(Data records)
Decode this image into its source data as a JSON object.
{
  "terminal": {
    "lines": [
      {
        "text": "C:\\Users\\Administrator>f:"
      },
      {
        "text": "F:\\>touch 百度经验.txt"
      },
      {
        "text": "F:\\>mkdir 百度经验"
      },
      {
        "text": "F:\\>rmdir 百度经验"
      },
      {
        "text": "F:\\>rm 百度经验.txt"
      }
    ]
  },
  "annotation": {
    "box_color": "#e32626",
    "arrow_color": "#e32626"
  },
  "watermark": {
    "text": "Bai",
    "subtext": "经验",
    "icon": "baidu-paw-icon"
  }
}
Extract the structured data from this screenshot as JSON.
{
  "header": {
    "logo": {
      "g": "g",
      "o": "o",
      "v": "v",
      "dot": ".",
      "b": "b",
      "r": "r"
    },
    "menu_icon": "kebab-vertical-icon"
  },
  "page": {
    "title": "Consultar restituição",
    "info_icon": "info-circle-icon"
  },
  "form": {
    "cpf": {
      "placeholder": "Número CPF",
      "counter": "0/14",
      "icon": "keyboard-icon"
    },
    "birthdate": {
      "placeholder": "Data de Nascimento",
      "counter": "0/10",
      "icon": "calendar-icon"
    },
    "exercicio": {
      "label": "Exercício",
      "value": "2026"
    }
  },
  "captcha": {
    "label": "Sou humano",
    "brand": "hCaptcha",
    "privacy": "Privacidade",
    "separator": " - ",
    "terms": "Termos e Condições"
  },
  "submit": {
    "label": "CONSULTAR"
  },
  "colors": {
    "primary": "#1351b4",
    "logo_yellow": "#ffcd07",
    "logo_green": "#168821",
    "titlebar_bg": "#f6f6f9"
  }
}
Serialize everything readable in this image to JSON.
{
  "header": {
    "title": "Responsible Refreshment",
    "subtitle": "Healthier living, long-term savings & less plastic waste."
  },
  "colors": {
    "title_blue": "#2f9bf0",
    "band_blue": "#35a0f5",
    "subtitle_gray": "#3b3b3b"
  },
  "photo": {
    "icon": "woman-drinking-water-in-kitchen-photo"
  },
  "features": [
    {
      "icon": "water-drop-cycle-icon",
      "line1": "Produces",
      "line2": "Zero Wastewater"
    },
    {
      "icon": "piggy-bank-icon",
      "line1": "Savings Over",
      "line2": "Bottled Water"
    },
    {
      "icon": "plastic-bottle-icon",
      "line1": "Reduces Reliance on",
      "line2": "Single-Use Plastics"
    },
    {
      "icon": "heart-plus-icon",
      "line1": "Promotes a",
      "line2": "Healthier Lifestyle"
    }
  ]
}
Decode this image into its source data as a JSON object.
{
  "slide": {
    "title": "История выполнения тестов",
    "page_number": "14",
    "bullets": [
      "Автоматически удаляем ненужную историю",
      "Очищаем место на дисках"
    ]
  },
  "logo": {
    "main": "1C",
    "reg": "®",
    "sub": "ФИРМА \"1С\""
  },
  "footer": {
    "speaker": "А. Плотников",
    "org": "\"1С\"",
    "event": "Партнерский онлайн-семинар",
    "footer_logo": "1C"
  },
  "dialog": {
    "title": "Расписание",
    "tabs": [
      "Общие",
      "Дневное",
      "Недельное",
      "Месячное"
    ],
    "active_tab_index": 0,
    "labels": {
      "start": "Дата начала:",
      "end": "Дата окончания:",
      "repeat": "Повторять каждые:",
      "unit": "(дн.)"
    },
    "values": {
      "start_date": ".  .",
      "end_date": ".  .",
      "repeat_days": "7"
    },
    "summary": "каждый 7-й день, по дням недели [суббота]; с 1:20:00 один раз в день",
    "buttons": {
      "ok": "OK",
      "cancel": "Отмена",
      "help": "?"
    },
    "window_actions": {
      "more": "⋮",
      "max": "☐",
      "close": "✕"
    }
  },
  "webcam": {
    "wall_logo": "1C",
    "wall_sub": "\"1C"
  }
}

Task to complete
Give back all the data exactly as written.

Answer for the task
Decode this image into its source data as a JSON object.
{
  "terminal": {
    "lines": [
      {
        "text": "C:\\Users\\Administrator>f:"
      },
      {
        "text": "F:\\>touch 百度经验.txt"
      },
      {
        "text": "F:\\>mkdir 百度经验"
      },
      {
        "text": "F:\\>rmdir 百度经验"
      },
      {
        "text": "F:\\>rm 百度经验.txt"
      }
    ]
  },
  "annotation": {
    "box_color": "#e32626",
    "arrow_color": "#e32626"
  },
  "watermark": {
    "text": "Bai",
    "subtext": "经验",
    "icon": "baidu-paw-icon"
  }
}
Extract the structured data from this screenshot as JSON.
{
  "header": {
    "logo": {
      "g": "g",
      "o": "o",
      "v": "v",
      "dot": ".",
      "b": "b",
      "r": "r"
    },
    "menu_icon": "kebab-vertical-icon"
  },
  "page": {
    "title": "Consultar restituição",
    "info_icon": "info-circle-icon"
  },
  "form": {
    "cpf": {
      "placeholder": "Número CPF",
      "counter": "0/14",
      "icon": "keyboard-icon"
    },
    "birthdate": {
      "placeholder": "Data de Nascimento",
      "counter": "0/10",
      "icon": "calendar-icon"
    },
    "exercicio": {
      "label": "Exercício",
      "value": "2026"
    }
  },
  "captcha": {
    "label": "Sou humano",
    "brand": "hCaptcha",
    "privacy": "Privacidade",
    "separator": " - ",
    "terms": "Termos e Condições"
  },
  "submit": {
    "label": "CONSULTAR"
  },
  "colors": {
    "primary": "#1351b4",
    "logo_yellow": "#ffcd07",
    "logo_green": "#168821",
    "titlebar_bg": "#f6f6f9"
  }
}
Serialize everything readable in this image to JSON.
{
  "header": {
    "title": "Responsible Refreshment",
    "subtitle": "Healthier living, long-term savings & less plastic waste."
  },
  "colors": {
    "title_blue": "#2f9bf0",
    "band_blue": "#35a0f5",
    "subtitle_gray": "#3b3b3b"
  },
  "photo": {
    "icon": "woman-drinking-water-in-kitchen-photo"
  },
  "features": [
    {
      "icon": "water-drop-cycle-icon",
      "line1": "Produces",
      "line2": "Zero Wastewater"
    },
    {
      "icon": "piggy-bank-icon",
      "line1": "Savings Over",
      "line2": "Bottled Water"
    },
    {
      "icon": "plastic-bottle-icon",
      "line1": "Reduces Reliance on",
      "line2": "Single-Use Plastics"
    },
    {
      "icon": "heart-plus-icon",
      "line1": "Promotes a",
      "line2": "Healthier Lifestyle"
    }
  ]
}
Decode this image into its source data as a JSON object.
{
  "slide": {
    "title": "История выполнения тестов",
    "page_number": "14",
    "bullets": [
      "Автоматически удаляем ненужную историю",
      "Очищаем место на дисках"
    ]
  },
  "logo": {
    "main": "1C",
    "reg": "®",
    "sub": "ФИРМА \"1С\""
  },
  "footer": {
    "speaker": "А. Плотников",
    "org": "\"1С\"",
    "event": "Партнерский онлайн-семинар",
    "footer_logo": "1C"
  },
  "dialog": {
    "title": "Расписание",
    "tabs": [
      "Общие",
      "Дневное",
      "Недельное",
      "Месячное"
    ],
    "active_tab_index": 0,
    "labels": {
      "start": "Дата начала:",
      "end": "Дата окончания:",
      "repeat": "Повторять каждые:",
      "unit": "(дн.)"
    },
    "values": {
      "start_date": ".  .",
      "end_date": ".  .",
      "repeat_days": "7"
    },
    "summary": "каждый 7-й день, по дням недели [суббота]; с 1:20:00 один раз в день",
    "buttons": {
      "ok": "OK",
      "cancel": "Отмена",
      "help": "?"
    },
    "window_actions": {
      "more": "⋮",
      "max": "☐",
      "close": "✕"
    }
  },
  "webcam": {
    "wall_logo": "1C",
    "wall_sub": "\"1C"
  }
}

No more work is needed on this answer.